[Item position entries]
[Begin]
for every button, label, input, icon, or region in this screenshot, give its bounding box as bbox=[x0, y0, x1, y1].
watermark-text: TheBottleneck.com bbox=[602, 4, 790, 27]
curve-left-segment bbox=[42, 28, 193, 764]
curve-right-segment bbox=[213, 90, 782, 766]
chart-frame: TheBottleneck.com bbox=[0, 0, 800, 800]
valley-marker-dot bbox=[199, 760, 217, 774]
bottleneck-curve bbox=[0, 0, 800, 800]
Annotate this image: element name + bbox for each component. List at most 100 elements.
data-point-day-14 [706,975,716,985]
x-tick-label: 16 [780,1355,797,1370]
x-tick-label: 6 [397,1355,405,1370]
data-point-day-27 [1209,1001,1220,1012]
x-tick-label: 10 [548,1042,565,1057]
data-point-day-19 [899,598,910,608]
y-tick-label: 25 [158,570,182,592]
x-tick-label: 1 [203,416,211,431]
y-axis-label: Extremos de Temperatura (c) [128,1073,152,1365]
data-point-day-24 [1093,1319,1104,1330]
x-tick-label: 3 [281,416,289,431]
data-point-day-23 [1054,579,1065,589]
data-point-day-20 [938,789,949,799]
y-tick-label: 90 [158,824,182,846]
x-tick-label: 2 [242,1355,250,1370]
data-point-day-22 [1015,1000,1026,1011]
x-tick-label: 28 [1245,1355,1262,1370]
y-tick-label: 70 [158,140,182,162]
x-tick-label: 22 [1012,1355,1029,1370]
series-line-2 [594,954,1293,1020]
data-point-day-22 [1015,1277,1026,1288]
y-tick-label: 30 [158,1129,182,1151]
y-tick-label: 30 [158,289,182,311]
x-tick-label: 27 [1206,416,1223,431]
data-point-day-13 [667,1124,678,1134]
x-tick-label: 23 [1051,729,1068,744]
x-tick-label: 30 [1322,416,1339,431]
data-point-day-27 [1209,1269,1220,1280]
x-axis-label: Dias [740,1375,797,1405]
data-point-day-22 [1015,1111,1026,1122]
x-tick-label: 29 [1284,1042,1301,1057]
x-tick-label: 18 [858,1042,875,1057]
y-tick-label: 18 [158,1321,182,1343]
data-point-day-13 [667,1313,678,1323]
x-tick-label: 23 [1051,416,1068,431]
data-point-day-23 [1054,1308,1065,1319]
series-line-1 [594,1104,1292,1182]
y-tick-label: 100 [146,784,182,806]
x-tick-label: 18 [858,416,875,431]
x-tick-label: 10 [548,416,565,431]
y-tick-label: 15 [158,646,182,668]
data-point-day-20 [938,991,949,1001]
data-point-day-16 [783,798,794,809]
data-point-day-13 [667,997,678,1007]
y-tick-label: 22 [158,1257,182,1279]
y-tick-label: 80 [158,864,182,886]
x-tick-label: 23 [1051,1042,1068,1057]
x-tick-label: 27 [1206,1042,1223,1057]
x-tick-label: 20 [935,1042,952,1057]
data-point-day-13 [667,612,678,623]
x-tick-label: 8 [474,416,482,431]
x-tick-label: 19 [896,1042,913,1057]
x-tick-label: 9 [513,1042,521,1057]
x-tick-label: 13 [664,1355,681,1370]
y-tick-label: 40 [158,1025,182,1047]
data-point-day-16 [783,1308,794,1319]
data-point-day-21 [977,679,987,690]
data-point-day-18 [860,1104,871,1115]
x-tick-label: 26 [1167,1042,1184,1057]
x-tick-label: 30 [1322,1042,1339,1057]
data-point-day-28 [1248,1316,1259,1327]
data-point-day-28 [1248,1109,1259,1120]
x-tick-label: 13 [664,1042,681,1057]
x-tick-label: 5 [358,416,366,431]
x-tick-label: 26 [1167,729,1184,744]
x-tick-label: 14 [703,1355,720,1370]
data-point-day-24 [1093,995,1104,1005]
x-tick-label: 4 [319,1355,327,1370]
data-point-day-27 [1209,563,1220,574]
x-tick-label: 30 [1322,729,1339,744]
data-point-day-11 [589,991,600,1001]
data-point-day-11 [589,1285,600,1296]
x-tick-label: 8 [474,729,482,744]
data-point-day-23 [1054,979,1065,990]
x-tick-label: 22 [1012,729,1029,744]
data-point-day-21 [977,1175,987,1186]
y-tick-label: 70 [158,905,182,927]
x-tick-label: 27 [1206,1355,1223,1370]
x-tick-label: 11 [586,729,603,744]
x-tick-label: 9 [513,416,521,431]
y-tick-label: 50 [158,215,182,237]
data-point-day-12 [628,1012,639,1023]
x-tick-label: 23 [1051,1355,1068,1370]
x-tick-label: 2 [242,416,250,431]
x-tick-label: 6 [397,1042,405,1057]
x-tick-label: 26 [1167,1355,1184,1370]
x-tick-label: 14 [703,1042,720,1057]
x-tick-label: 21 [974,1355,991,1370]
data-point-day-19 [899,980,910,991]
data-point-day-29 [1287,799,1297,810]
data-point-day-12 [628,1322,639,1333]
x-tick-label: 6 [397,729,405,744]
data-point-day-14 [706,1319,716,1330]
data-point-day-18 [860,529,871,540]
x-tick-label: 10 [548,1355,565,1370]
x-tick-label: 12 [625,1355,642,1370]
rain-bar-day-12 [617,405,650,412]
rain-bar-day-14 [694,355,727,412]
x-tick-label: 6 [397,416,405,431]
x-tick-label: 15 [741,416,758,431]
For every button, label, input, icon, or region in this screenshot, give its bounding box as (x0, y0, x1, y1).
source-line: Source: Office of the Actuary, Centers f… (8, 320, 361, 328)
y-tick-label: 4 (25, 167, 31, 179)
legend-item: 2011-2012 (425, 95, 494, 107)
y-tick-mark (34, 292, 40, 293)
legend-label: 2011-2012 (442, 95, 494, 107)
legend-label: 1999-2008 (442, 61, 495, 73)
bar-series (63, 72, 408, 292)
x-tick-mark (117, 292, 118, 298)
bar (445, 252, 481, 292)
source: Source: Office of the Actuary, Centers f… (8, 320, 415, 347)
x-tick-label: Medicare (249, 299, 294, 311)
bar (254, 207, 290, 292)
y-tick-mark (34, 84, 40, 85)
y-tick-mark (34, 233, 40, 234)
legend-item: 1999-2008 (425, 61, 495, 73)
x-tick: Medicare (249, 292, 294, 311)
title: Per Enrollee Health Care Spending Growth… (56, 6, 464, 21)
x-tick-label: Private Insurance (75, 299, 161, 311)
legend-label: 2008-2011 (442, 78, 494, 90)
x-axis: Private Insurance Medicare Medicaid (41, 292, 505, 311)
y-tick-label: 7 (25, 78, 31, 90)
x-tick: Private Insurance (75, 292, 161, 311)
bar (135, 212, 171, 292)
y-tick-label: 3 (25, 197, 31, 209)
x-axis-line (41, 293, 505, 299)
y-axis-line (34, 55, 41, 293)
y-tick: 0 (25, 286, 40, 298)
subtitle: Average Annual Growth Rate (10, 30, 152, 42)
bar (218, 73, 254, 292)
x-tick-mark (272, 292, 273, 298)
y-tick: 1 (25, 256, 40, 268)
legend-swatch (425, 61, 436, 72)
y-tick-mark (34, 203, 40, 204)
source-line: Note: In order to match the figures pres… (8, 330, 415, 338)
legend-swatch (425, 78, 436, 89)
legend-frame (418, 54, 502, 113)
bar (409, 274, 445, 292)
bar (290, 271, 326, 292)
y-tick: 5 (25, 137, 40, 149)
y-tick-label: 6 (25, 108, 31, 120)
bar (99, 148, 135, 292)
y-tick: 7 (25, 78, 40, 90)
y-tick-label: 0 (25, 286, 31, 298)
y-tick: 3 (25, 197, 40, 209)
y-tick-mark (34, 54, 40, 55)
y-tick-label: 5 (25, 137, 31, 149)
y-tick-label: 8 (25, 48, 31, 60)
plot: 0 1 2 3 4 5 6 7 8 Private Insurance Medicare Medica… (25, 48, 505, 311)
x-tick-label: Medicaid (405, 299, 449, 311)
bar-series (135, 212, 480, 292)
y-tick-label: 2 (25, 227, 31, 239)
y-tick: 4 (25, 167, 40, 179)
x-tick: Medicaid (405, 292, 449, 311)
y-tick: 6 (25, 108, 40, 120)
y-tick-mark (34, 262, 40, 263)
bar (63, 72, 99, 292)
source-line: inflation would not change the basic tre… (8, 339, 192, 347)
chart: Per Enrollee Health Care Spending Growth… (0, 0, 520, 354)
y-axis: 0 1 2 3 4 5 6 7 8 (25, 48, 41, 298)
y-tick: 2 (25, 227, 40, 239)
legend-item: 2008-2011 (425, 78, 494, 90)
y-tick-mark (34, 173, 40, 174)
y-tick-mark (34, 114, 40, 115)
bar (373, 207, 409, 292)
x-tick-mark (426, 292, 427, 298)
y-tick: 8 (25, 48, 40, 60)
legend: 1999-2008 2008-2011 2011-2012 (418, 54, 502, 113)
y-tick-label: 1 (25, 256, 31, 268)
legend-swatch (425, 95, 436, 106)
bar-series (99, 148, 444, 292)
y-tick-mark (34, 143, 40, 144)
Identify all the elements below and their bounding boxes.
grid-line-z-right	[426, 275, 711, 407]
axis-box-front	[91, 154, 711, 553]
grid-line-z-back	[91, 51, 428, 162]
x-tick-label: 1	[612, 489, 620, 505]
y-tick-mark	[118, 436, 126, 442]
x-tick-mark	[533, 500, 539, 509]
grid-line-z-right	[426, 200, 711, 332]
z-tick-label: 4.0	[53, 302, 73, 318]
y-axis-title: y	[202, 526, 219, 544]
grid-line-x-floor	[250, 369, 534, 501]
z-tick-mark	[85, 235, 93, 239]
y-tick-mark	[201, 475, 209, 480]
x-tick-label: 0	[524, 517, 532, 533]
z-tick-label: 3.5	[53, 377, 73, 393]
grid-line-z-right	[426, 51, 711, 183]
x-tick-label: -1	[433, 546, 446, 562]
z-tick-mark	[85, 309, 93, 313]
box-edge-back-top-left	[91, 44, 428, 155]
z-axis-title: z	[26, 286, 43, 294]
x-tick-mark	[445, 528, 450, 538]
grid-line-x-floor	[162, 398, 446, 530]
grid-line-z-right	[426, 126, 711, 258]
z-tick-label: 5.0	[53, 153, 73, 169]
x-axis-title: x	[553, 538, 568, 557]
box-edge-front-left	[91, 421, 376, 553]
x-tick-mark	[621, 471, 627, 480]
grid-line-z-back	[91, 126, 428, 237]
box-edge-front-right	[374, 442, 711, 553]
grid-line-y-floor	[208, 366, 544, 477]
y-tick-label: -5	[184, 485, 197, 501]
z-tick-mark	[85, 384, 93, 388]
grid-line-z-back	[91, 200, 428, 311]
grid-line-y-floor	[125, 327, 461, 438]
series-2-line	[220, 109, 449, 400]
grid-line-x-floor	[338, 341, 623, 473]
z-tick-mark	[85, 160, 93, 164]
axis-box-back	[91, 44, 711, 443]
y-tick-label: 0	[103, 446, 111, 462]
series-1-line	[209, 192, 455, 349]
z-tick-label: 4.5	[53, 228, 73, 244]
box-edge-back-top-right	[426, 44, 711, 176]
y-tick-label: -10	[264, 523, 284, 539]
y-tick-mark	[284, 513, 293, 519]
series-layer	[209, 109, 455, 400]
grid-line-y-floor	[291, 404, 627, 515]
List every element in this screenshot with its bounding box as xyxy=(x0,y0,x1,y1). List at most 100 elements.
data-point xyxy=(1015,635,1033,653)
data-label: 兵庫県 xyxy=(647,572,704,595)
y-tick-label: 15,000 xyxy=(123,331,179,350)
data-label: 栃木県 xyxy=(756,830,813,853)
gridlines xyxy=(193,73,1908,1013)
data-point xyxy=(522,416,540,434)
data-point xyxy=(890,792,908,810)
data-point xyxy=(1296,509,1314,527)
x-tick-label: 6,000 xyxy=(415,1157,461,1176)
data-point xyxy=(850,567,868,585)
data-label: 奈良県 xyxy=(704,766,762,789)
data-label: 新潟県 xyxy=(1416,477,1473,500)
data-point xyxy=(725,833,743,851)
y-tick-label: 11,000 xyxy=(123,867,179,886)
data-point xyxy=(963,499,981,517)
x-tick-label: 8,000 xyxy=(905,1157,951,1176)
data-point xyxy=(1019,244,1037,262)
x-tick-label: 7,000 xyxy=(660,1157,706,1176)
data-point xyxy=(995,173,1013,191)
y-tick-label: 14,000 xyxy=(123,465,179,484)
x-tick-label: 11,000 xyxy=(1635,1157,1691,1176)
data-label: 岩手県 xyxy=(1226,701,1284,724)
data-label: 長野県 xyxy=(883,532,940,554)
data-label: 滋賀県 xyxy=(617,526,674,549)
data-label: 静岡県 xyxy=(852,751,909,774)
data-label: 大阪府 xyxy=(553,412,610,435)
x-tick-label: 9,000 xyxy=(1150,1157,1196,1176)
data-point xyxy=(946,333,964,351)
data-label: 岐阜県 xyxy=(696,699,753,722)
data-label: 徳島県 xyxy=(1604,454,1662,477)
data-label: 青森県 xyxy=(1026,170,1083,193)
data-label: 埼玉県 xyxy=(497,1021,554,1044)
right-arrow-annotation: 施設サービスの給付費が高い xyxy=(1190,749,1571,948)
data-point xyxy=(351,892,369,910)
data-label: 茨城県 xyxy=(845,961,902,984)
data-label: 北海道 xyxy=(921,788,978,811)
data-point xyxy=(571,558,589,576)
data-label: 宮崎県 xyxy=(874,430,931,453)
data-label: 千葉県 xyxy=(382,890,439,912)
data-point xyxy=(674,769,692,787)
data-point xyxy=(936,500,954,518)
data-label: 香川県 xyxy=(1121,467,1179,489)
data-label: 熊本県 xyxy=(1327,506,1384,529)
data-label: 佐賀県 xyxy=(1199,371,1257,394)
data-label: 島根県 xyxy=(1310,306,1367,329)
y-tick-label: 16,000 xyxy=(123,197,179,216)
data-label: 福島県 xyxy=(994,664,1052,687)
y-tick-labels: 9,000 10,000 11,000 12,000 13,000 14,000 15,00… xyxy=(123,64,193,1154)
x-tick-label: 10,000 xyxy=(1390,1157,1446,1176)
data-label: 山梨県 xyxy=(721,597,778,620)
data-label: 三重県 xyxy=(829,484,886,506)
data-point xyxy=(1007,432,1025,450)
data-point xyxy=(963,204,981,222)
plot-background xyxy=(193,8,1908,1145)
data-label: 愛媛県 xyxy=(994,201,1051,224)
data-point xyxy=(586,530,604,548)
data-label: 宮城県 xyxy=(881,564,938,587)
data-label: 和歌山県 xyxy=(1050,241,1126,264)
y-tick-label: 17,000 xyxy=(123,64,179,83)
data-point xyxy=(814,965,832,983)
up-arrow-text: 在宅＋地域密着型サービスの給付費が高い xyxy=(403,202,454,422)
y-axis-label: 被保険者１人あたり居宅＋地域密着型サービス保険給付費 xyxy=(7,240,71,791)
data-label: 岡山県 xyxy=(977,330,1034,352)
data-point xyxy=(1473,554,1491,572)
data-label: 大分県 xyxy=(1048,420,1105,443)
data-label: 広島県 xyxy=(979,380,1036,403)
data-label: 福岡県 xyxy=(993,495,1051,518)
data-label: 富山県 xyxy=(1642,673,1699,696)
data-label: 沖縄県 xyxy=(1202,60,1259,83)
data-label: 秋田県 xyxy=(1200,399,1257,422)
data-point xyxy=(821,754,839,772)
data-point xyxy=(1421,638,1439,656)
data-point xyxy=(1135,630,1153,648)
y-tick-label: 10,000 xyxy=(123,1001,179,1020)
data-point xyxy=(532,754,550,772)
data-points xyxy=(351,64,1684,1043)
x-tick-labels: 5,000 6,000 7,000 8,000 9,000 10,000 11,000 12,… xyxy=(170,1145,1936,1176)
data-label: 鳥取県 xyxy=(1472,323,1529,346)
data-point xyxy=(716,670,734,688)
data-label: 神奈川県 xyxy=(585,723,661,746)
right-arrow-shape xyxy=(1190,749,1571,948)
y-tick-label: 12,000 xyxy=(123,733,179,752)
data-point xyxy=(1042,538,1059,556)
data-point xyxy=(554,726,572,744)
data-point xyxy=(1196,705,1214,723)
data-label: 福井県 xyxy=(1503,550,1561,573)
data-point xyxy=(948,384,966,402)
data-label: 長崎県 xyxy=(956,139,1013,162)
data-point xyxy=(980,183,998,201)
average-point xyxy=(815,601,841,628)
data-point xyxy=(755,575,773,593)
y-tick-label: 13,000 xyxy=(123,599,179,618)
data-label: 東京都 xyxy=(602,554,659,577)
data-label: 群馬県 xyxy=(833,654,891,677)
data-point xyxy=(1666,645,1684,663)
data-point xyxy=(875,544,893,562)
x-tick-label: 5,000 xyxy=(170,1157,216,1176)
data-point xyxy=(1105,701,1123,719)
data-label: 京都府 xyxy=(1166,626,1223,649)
[End]
# Task instructions
Update the lines from the first one through the line with "valley-marker-dot bbox=[199, 760, 217, 774]" by changing "watermark-text" to "overlay-text". Keep everything else unchanged.

# Complete response
for every button, label, input, icon, or region in this screenshot, give its bounding box as bbox=[x0, y0, x1, y1].
overlay-text: TheBottleneck.com bbox=[602, 4, 790, 27]
curve-left-segment bbox=[42, 28, 193, 764]
curve-right-segment bbox=[213, 90, 782, 766]
chart-frame: TheBottleneck.com bbox=[0, 0, 800, 800]
valley-marker-dot bbox=[199, 760, 217, 774]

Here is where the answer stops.